#### Given instruction
Can you copy the records below line for line, with every character unchanged?

#### Extracted data
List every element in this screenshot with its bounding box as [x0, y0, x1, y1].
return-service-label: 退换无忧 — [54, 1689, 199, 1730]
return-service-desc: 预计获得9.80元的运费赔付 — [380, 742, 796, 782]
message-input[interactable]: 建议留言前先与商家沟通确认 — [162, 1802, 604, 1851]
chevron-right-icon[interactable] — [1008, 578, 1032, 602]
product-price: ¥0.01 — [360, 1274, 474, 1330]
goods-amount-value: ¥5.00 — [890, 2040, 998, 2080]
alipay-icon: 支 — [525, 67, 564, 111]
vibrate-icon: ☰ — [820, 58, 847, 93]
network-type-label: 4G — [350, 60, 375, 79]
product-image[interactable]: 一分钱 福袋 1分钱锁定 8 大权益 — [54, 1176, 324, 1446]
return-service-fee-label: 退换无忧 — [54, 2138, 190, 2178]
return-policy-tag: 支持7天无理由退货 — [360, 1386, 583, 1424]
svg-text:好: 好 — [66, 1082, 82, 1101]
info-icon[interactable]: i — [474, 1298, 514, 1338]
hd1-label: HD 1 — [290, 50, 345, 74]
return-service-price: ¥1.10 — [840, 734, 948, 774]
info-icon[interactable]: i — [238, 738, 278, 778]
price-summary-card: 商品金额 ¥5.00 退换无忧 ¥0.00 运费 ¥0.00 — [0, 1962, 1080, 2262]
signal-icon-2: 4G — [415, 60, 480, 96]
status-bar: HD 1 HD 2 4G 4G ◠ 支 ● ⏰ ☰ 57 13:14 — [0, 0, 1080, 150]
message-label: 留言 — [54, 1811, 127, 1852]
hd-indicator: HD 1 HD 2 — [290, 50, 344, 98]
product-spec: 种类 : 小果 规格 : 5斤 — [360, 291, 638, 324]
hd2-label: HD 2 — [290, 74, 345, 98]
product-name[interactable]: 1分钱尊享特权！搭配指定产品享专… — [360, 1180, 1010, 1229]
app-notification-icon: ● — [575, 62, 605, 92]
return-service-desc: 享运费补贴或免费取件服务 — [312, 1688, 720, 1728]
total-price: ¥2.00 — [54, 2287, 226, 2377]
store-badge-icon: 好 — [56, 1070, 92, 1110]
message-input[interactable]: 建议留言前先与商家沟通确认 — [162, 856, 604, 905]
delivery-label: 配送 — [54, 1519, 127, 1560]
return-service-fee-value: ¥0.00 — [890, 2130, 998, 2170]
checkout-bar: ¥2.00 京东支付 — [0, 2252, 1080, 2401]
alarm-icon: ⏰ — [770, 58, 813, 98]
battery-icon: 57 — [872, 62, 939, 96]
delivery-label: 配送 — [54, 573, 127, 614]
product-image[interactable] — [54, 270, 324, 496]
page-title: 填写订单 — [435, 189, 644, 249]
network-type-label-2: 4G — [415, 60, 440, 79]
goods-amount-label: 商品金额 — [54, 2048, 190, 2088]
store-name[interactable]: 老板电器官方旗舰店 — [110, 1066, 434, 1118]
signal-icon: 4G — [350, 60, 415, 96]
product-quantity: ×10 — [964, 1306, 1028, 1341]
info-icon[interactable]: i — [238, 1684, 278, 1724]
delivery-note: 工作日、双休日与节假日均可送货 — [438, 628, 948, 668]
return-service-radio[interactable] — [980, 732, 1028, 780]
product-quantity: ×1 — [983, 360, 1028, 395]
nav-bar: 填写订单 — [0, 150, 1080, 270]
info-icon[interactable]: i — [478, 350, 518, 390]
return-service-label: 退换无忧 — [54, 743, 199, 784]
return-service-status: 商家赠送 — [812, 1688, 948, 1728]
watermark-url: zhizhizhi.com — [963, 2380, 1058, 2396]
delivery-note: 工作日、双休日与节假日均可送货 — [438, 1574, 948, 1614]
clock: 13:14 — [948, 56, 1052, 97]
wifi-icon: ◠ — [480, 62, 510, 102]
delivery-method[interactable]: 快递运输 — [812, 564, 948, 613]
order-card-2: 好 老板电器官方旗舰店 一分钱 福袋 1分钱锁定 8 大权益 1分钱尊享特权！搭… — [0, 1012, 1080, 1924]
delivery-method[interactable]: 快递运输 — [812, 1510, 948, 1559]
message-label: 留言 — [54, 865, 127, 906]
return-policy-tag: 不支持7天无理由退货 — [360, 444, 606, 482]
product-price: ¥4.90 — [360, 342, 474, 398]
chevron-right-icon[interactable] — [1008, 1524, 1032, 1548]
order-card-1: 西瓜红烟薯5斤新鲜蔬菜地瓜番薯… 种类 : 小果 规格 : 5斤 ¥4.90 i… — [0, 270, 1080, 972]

#### Finished answer
List every element in this screenshot with its bounding box as [x0, y0, x1, y1].
return-service-label: 退换无忧 — [54, 1689, 199, 1730]
return-service-desc: 预计获得9.80元的运费赔付 — [380, 742, 796, 782]
message-input[interactable]: 建议留言前先与商家沟通确认 — [162, 1802, 604, 1851]
chevron-right-icon[interactable] — [1008, 578, 1032, 602]
product-price: ¥0.01 — [360, 1274, 474, 1330]
goods-amount-value: ¥5.00 — [890, 2040, 998, 2080]
alipay-icon: 支 — [525, 67, 564, 111]
vibrate-icon: ☰ — [820, 58, 847, 93]
network-type-label: 4G — [350, 60, 375, 79]
product-image[interactable]: 一分钱 福袋 1分钱锁定 8 大权益 — [54, 1176, 324, 1446]
return-service-fee-label: 退换无忧 — [54, 2138, 190, 2178]
return-policy-tag: 支持7天无理由退货 — [360, 1386, 583, 1424]
svg-text:好: 好 — [66, 1082, 82, 1101]
info-icon[interactable]: i — [474, 1298, 514, 1338]
hd1-label: HD 1 — [290, 50, 345, 74]
return-service-price: ¥1.10 — [840, 734, 948, 774]
info-icon[interactable]: i — [238, 738, 278, 778]
price-summary-card: 商品金额 ¥5.00 退换无忧 ¥0.00 运费 ¥0.00 — [0, 1962, 1080, 2262]
signal-icon-2: 4G — [415, 60, 480, 96]
status-bar: HD 1 HD 2 4G 4G ◠ 支 ● ⏰ ☰ 57 13:14 — [0, 0, 1080, 150]
message-label: 留言 — [54, 1811, 127, 1852]
hd-indicator: HD 1 HD 2 — [290, 50, 344, 98]
product-spec: 种类 : 小果 规格 : 5斤 — [360, 291, 638, 324]
hd2-label: HD 2 — [290, 74, 345, 98]
product-name[interactable]: 1分钱尊享特权！搭配指定产品享专… — [360, 1180, 1010, 1229]
app-notification-icon: ● — [575, 62, 605, 92]
return-service-desc: 享运费补贴或免费取件服务 — [312, 1688, 720, 1728]
total-price: ¥2.00 — [54, 2287, 226, 2377]
store-badge-icon: 好 — [56, 1070, 92, 1110]
message-input[interactable]: 建议留言前先与商家沟通确认 — [162, 856, 604, 905]
delivery-label: 配送 — [54, 1519, 127, 1560]
return-service-fee-value: ¥0.00 — [890, 2130, 998, 2170]
checkout-bar: ¥2.00 京东支付 — [0, 2252, 1080, 2401]
alarm-icon: ⏰ — [770, 58, 813, 98]
battery-icon: 57 — [872, 62, 939, 96]
delivery-label: 配送 — [54, 573, 127, 614]
product-image[interactable] — [54, 270, 324, 496]
page-title: 填写订单 — [435, 189, 644, 249]
network-type-label-2: 4G — [415, 60, 440, 79]
goods-amount-label: 商品金额 — [54, 2048, 190, 2088]
store-name[interactable]: 老板电器官方旗舰店 — [110, 1066, 434, 1118]
signal-icon: 4G — [350, 60, 415, 96]
product-quantity: ×10 — [964, 1306, 1028, 1341]
info-icon[interactable]: i — [238, 1684, 278, 1724]
delivery-note: 工作日、双休日与节假日均可送货 — [438, 628, 948, 668]
return-service-radio[interactable] — [980, 732, 1028, 780]
product-quantity: ×1 — [983, 360, 1028, 395]
nav-bar: 填写订单 — [0, 150, 1080, 270]
info-icon[interactable]: i — [478, 350, 518, 390]
return-service-label: 退换无忧 — [54, 743, 199, 784]
return-service-status: 商家赠送 — [812, 1688, 948, 1728]
watermark-url: zhizhizhi.com — [963, 2380, 1058, 2396]
delivery-note: 工作日、双休日与节假日均可送货 — [438, 1574, 948, 1614]
clock: 13:14 — [948, 56, 1052, 97]
wifi-icon: ◠ — [480, 62, 510, 102]
delivery-method[interactable]: 快递运输 — [812, 564, 948, 613]
order-card-2: 好 老板电器官方旗舰店 一分钱 福袋 1分钱锁定 8 大权益 1分钱尊享特权！搭… — [0, 1012, 1080, 1924]
delivery-method[interactable]: 快递运输 — [812, 1510, 948, 1559]
message-label: 留言 — [54, 865, 127, 906]
return-policy-tag: 不支持7天无理由退货 — [360, 444, 606, 482]
product-price: ¥4.90 — [360, 342, 474, 398]
chevron-right-icon[interactable] — [1008, 1524, 1032, 1548]
order-card-1: 西瓜红烟薯5斤新鲜蔬菜地瓜番薯… 种类 : 小果 规格 : 5斤 ¥4.90 i… — [0, 270, 1080, 972]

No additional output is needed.